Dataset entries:
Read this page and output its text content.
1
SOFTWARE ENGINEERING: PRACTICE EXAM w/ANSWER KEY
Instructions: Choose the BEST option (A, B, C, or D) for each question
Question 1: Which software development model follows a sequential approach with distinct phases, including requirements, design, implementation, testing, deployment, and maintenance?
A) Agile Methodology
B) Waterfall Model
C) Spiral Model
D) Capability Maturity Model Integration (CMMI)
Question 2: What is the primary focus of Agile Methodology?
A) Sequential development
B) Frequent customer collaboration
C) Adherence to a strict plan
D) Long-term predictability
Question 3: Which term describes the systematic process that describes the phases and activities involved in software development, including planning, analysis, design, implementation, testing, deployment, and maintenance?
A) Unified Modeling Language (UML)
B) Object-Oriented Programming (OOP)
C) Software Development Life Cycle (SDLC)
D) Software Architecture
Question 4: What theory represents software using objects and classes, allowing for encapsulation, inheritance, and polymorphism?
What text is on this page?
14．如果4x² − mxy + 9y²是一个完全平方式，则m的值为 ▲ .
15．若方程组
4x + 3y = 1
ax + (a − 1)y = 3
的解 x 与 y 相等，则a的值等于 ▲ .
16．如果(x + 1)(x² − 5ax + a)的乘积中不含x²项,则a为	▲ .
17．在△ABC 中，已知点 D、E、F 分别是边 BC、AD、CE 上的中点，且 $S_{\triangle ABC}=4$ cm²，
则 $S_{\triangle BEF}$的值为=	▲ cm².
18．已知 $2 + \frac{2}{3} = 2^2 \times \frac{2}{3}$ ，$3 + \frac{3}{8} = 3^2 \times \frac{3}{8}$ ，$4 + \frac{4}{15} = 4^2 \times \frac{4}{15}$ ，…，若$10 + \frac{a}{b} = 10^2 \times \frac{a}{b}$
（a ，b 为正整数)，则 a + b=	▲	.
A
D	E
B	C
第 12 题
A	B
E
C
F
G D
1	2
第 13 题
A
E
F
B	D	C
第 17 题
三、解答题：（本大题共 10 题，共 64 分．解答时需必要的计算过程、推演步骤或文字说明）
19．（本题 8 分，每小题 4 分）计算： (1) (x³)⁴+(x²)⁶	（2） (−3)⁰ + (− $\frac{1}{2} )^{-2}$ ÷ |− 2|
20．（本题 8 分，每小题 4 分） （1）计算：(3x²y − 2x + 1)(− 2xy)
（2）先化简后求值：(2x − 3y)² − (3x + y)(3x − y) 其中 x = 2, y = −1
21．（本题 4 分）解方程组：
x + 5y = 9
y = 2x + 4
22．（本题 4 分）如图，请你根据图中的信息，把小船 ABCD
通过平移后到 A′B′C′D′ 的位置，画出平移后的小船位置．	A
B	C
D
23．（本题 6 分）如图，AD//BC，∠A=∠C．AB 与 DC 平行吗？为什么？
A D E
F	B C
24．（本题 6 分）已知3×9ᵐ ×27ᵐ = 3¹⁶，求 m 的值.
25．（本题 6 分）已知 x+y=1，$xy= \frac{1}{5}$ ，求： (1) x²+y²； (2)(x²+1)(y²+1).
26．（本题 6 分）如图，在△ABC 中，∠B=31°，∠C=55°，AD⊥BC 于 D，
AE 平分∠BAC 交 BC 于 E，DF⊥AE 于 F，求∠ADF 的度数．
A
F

• **YOUR INSTRUCTIONS**:
Exact output of every entry is required.

• **WRITTEN REPLY**:
Read this page and output its text content.
1
SOFTWARE ENGINEERING: PRACTICE EXAM w/ANSWER KEY
Instructions: Choose the BEST option (A, B, C, or D) for each question
Question 1: Which software development model follows a sequential approach with distinct phases, including requirements, design, implementation, testing, deployment, and maintenance?
A) Agile Methodology
B) Waterfall Model
C) Spiral Model
D) Capability Maturity Model Integration (CMMI)
Question 2: What is the primary focus of Agile Methodology?
A) Sequential development
B) Frequent customer collaboration
C) Adherence to a strict plan
D) Long-term predictability
Question 3: Which term describes the systematic process that describes the phases and activities involved in software development, including planning, analysis, design, implementation, testing, deployment, and maintenance?
A) Unified Modeling Language (UML)
B) Object-Oriented Programming (OOP)
C) Software Development Life Cycle (SDLC)
D) Software Architecture
Question 4: What theory represents software using objects and classes, allowing for encapsulation, inheritance, and polymorphism?
What text is on this page?
14．如果4x² − mxy + 9y²是一个完全平方式，则m的值为 ▲ .
15．若方程组
4x + 3y = 1
ax + (a − 1)y = 3
的解 x 与 y 相等，则a的值等于 ▲ .
16．如果(x + 1)(x² − 5ax + a)的乘积中不含x²项,则a为	▲ .
17．在△ABC 中，已知点 D、E、F 分别是边 BC、AD、CE 上的中点，且 $S_{\triangle ABC}=4$ cm²，
则 $S_{\triangle BEF}$的值为=	▲ cm².
18．已知 $2 + \frac{2}{3} = 2^2 \times \frac{2}{3}$ ，$3 + \frac{3}{8} = 3^2 \times \frac{3}{8}$ ，$4 + \frac{4}{15} = 4^2 \times \frac{4}{15}$ ，…，若$10 + \frac{a}{b} = 10^2 \times \frac{a}{b}$
（a ，b 为正整数)，则 a + b=	▲	.
A
D	E
B	C
第 12 题
A	B
E
C
F
G D
1	2
第 13 题
A
E
F
B	D	C
第 17 题
三、解答题：（本大题共 10 题，共 64 分．解答时需必要的计算过程、推演步骤或文字说明）
19．（本题 8 分，每小题 4 分）计算： (1) (x³)⁴+(x²)⁶	（2） (−3)⁰ + (− $\frac{1}{2} )^{-2}$ ÷ |− 2|
20．（本题 8 分，每小题 4 分） （1）计算：(3x²y − 2x + 1)(− 2xy)
（2）先化简后求值：(2x − 3y)² − (3x + y)(3x − y) 其中 x = 2, y = −1
21．（本题 4 分）解方程组：
x + 5y = 9
y = 2x + 4
22．（本题 4 分）如图，请你根据图中的信息，把小船 ABCD
通过平移后到 A′B′C′D′ 的位置，画出平移后的小船位置．	A
B	C
D
23．（本题 6 分）如图，AD//BC，∠A=∠C．AB 与 DC 平行吗？为什么？
A D E
F	B C
24．（本题 6 分）已知3×9ᵐ ×27ᵐ = 3¹⁶，求 m 的值.
25．（本题 6 分）已知 x+y=1，$xy= \frac{1}{5}$ ，求： (1) x²+y²； (2)(x²+1)(y²+1).
26．（本题 6 分）如图，在△ABC 中，∠B=31°，∠C=55°，AD⊥BC 于 D，
AE 平分∠BAC 交 BC 于 E，DF⊥AE 于 F，求∠ADF 的度数．
A
F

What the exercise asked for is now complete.